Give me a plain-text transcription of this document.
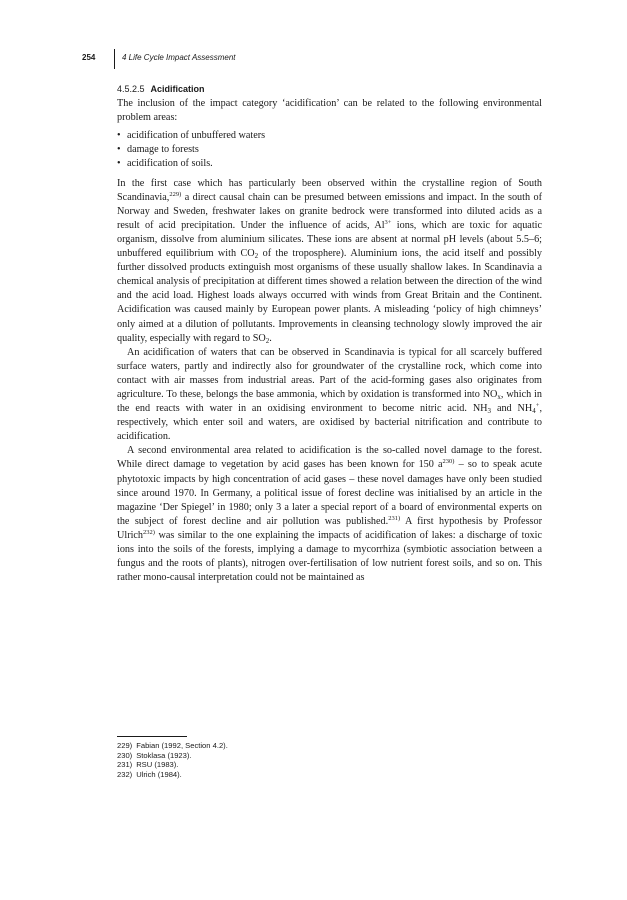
254	4 Life Cycle Impact Assessment
4.5.2.5 Acidification

The inclusion of the impact category ‘acidification’ can be related to the following environmental problem areas:

• acidification of unbuffered waters
• damage to forests
• acidification of soils.

In the first case which has particularly been observed within the crystalline region of South Scandinavia,$^{229)}$ a direct causal chain can be presumed between emissions and impact. In the south of Norway and Sweden, freshwater lakes on granite bedrock were transformed into diluted acids as a result of acid precipitation. Under the influence of acids, $Al^{3+}$ ions, which are toxic for aquatic organism, dissolve from aluminium silicates. These ions are absent at normal pH levels (about 5.5–6; unbuffered equilibrium with $CO_2$ of the troposphere). Aluminium ions, the acid itself and possibly further dissolved products extinguish most organisms of these usually shallow lakes. In Scandinavia a chemical analysis of precipitation at different times showed a relation between the direction of the wind and the acid load. Highest loads always occurred with winds from Great Britain and the Continent. Acidification was caused mainly by European power plants. A misleading ‘policy of high chimneys’ only aimed at a dilution of pollutants. Improvements in cleansing technology slowly improved the air quality, especially with regard to $SO_2$.

An acidification of waters that can be observed in Scandinavia is typical for all scarcely buffered surface waters, partly and indirectly also for groundwater of the crystalline rock, which come into contact with air masses from industrial areas. Part of the acid-forming gases also originates from agriculture. To these, belongs the base ammonia, which by oxidation is transformed into $NO_x$, which in the end reacts with water in an oxidising environment to become nitric acid. $NH_3$ and $NH_4^+$, respectively, which enter soil and waters, are oxidised by bacterial nitrification and contribute to acidification.

A second environmental area related to acidification is the so-called novel damage to the forest. While direct damage to vegetation by acid gases has been known for 150 $a^{230)}$ – so to speak acute phytotoxic impacts by high concentration of acid gases – these novel damages have only been studied since around 1970. In Germany, a political issue of forest decline was initialised by an article in the magazine ‘Der Spiegel’ in 1980; only 3 a later a special report of a board of environmental experts on the subject of forest decline and air pollution was published.$^{231)}$ A first hypothesis by Professor Ulrich$^{232)}$ was similar to the one explaining the impacts of acidification of lakes: a discharge of toxic ions into the soils of the forests, implying a damage to mycorrhiza (symbiotic association between a fungus and the roots of plants), nitrogen over-fertilisation of low nutrient forest soils, and so on. This rather mono-causal interpretation could not be maintained as

229) Fabian (1992, Section 4.2).
230) Stoklasa (1923).
231) RSU (1983).
232) Ulrich (1984).
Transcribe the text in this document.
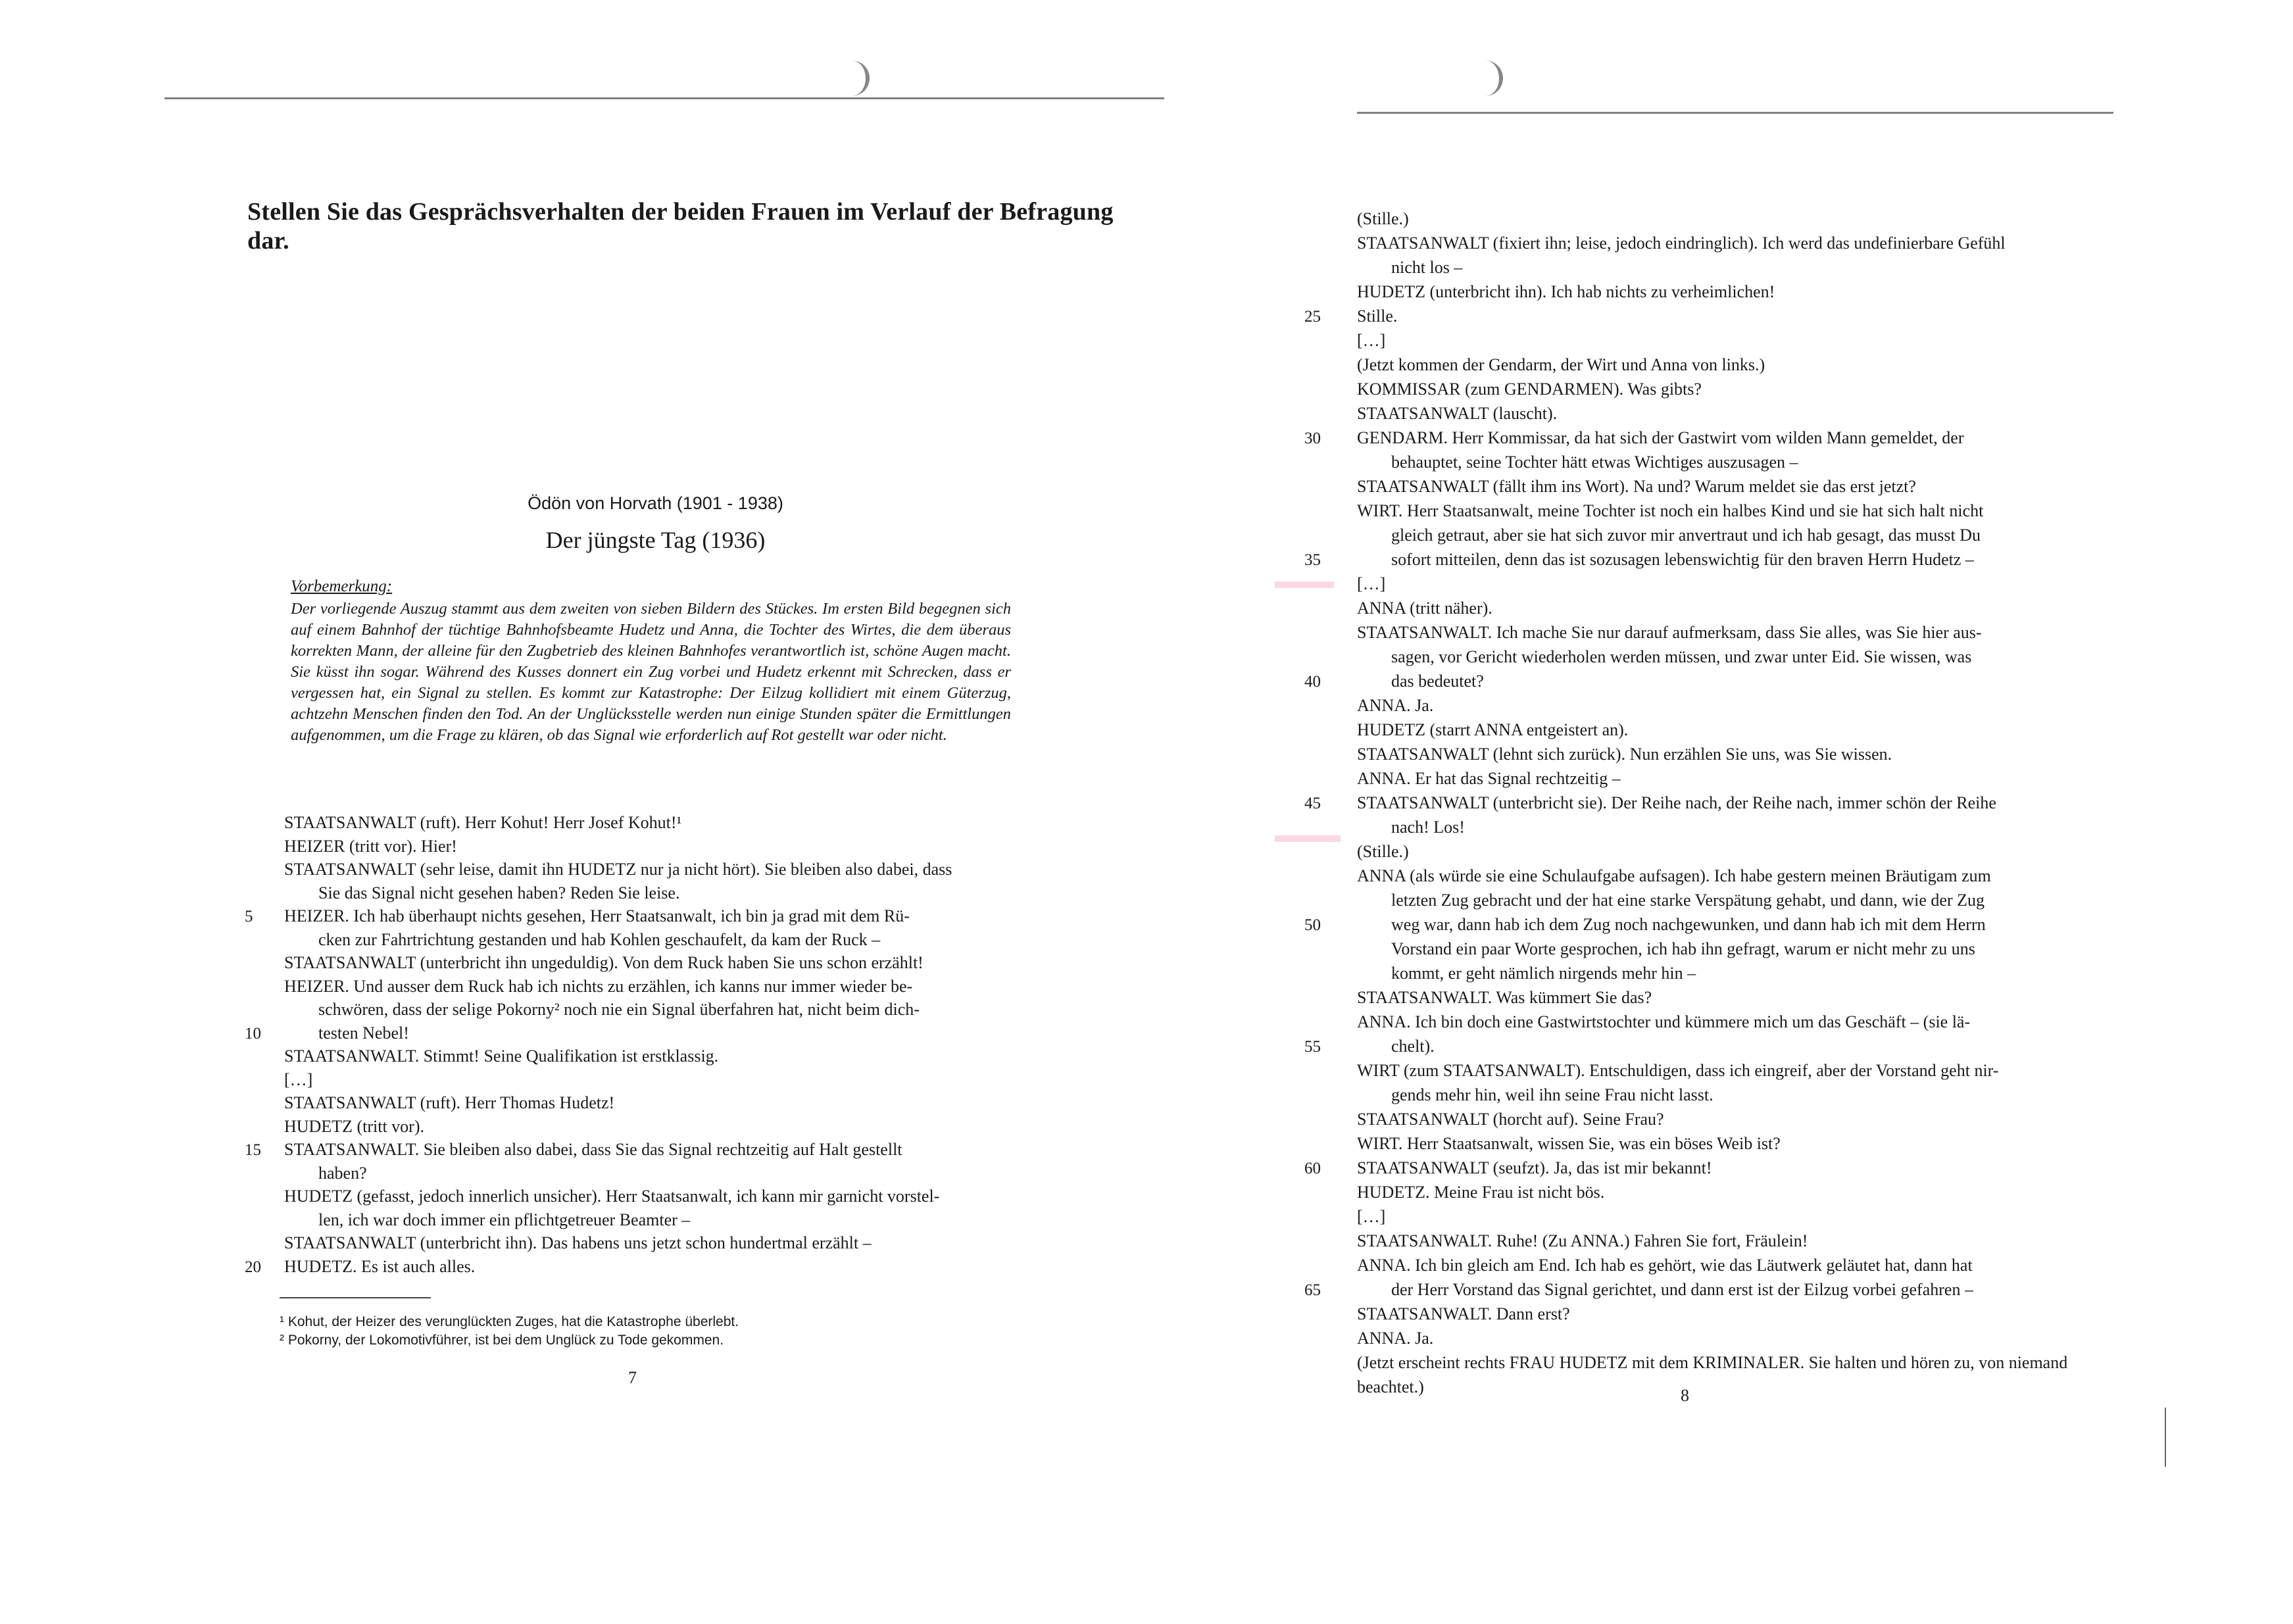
Stellen Sie das Gesprächsverhalten der beiden Frauen im Verlauf der Befragung dar.
Ödön von Horvath (1901 - 1938)
Der jüngste Tag (1936)
Vorbemerkung:
Der vorliegende Auszug stammt aus dem zweiten von sieben Bildern des Stückes. Im ersten Bild begegnen sich auf einem Bahnhof der tüchtige Bahnhofsbeamte Hudetz und Anna, die Tochter des Wirtes, die dem überaus korrekten Mann, der alleine für den Zugbetrieb des kleinen Bahnhofes verantwortlich ist, schöne Augen macht. Sie küsst ihn sogar. Während des Kusses donnert ein Zug vorbei und Hudetz erkennt mit Schrecken, dass er vergessen hat, ein Signal zu stellen. Es kommt zur Katastrophe: Der Eilzug kollidiert mit einem Güterzug, achtzehn Menschen finden den Tod. An der Unglücksstelle werden nun einige Stunden später die Ermittlungen aufgenommen, um die Frage zu klären, ob das Signal wie erforderlich auf Rot gestellt war oder nicht.
STAATSANWALT (ruft). Herr Kohut! Herr Josef Kohut!¹
HEIZER (tritt vor). Hier!
STAATSANWALT (sehr leise, damit ihn HUDETZ nur ja nicht hört). Sie bleiben also dabei, dass
Sie das Signal nicht gesehen haben? Reden Sie leise.
HEIZER. Ich hab überhaupt nichts gesehen, Herr Staatsanwalt, ich bin ja grad mit dem Rü-
5
cken zur Fahrtrichtung gestanden und hab Kohlen geschaufelt, da kam der Ruck –
STAATSANWALT (unterbricht ihn ungeduldig). Von dem Ruck haben Sie uns schon erzählt!
HEIZER. Und ausser dem Ruck hab ich nichts zu erzählen, ich kanns nur immer wieder be-
schwören, dass der selige Pokorny² noch nie ein Signal überfahren hat, nicht beim dich-
testen Nebel!
10
STAATSANWALT. Stimmt! Seine Qualifikation ist erstklassig.
[…]
STAATSANWALT (ruft). Herr Thomas Hudetz!
HUDETZ (tritt vor).
STAATSANWALT. Sie bleiben also dabei, dass Sie das Signal rechtzeitig auf Halt gestellt
15
haben?
HUDETZ (gefasst, jedoch innerlich unsicher). Herr Staatsanwalt, ich kann mir garnicht vorstel-
len, ich war doch immer ein pflichtgetreuer Beamter –
STAATSANWALT (unterbricht ihn). Das habens uns jetzt schon hundertmal erzählt –
HUDETZ. Es ist auch alles.
20
¹ Kohut, der Heizer des verunglückten Zuges, hat die Katastrophe überlebt.
² Pokorny, der Lokomotivführer, ist bei dem Unglück zu Tode gekommen.
7
(Stille.)
STAATSANWALT (fixiert ihn; leise, jedoch eindringlich). Ich werd das undefinierbare Gefühl
nicht los –
HUDETZ (unterbricht ihn). Ich hab nichts zu verheimlichen!
Stille.
25
[…]
(Jetzt kommen der Gendarm, der Wirt und Anna von links.)
KOMMISSAR (zum GENDARMEN). Was gibts?
STAATSANWALT (lauscht).
GENDARM. Herr Kommissar, da hat sich der Gastwirt vom wilden Mann gemeldet, der
30
behauptet, seine Tochter hätt etwas Wichtiges auszusagen –
STAATSANWALT (fällt ihm ins Wort). Na und? Warum meldet sie das erst jetzt?
WIRT. Herr Staatsanwalt, meine Tochter ist noch ein halbes Kind und sie hat sich halt nicht
gleich getraut, aber sie hat sich zuvor mir anvertraut und ich hab gesagt, das musst Du
sofort mitteilen, denn das ist sozusagen lebenswichtig für den braven Herrn Hudetz –
35
[…]
ANNA (tritt näher).
STAATSANWALT. Ich mache Sie nur darauf aufmerksam, dass Sie alles, was Sie hier aus-
sagen, vor Gericht wiederholen werden müssen, und zwar unter Eid. Sie wissen, was
das bedeutet?
40
ANNA. Ja.
HUDETZ (starrt ANNA entgeistert an).
STAATSANWALT (lehnt sich zurück). Nun erzählen Sie uns, was Sie wissen.
ANNA. Er hat das Signal rechtzeitig –
STAATSANWALT (unterbricht sie). Der Reihe nach, der Reihe nach, immer schön der Reihe
45
nach! Los!
(Stille.)
ANNA (als würde sie eine Schulaufgabe aufsagen). Ich habe gestern meinen Bräutigam zum
letzten Zug gebracht und der hat eine starke Verspätung gehabt, und dann, wie der Zug
weg war, dann hab ich dem Zug noch nachgewunken, und dann hab ich mit dem Herrn
50
Vorstand ein paar Worte gesprochen, ich hab ihn gefragt, warum er nicht mehr zu uns
kommt, er geht nämlich nirgends mehr hin –
STAATSANWALT. Was kümmert Sie das?
ANNA. Ich bin doch eine Gastwirtstochter und kümmere mich um das Geschäft – (sie lä-
chelt).
55
WIRT (zum STAATSANWALT). Entschuldigen, dass ich eingreif, aber der Vorstand geht nir-
gends mehr hin, weil ihn seine Frau nicht lasst.
STAATSANWALT (horcht auf). Seine Frau?
WIRT. Herr Staatsanwalt, wissen Sie, was ein böses Weib ist?
STAATSANWALT (seufzt). Ja, das ist mir bekannt!
60
HUDETZ. Meine Frau ist nicht bös.
[…]
STAATSANWALT. Ruhe! (Zu ANNA.) Fahren Sie fort, Fräulein!
ANNA. Ich bin gleich am End. Ich hab es gehört, wie das Läutwerk geläutet hat, dann hat
der Herr Vorstand das Signal gerichtet, und dann erst ist der Eilzug vorbei gefahren –
65
STAATSANWALT. Dann erst?
ANNA. Ja.
(Jetzt erscheint rechts FRAU HUDETZ mit dem KRIMINALER. Sie halten und hören zu, von niemand
beachtet.)	8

______________________________

- [Your objective] Among the lines of the data above, count those holding "dabei" and state only the number.

- [Task result] 2